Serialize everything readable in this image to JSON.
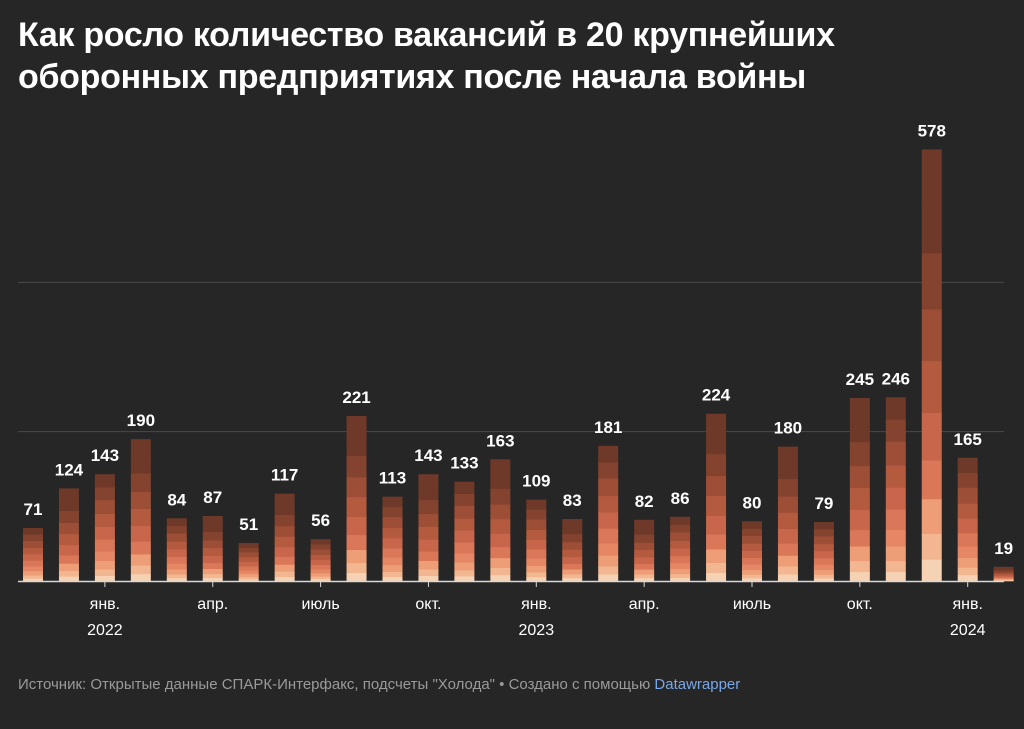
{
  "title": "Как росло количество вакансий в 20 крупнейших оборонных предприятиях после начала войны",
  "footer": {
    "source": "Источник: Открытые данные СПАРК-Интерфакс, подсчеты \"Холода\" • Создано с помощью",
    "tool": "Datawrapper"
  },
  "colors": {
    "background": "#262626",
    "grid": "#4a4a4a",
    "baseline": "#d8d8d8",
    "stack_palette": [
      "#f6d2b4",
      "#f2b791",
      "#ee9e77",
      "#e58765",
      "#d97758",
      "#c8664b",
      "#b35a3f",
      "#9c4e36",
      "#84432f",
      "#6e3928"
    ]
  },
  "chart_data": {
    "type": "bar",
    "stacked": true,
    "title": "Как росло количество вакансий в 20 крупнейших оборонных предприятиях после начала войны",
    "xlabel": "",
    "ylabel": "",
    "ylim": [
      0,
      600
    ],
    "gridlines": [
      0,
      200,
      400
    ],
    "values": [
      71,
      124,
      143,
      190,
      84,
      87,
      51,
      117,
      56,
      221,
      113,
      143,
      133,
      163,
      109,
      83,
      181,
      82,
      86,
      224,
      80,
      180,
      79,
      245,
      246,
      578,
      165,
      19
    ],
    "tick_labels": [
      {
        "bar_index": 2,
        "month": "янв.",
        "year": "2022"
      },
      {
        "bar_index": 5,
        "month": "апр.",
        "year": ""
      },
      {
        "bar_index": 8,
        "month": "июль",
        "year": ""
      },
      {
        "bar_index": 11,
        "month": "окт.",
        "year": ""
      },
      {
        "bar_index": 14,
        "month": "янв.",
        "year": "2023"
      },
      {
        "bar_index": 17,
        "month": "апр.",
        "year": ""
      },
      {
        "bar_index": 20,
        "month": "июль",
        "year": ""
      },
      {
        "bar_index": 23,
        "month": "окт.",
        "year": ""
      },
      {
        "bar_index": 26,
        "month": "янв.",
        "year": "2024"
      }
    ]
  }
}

——————

▶ THE REQUEST
Count up the lines in the listing that hold the word "предприятиях", and give that number only.

▶ SOLUTION FOR THIS EXERCISE
2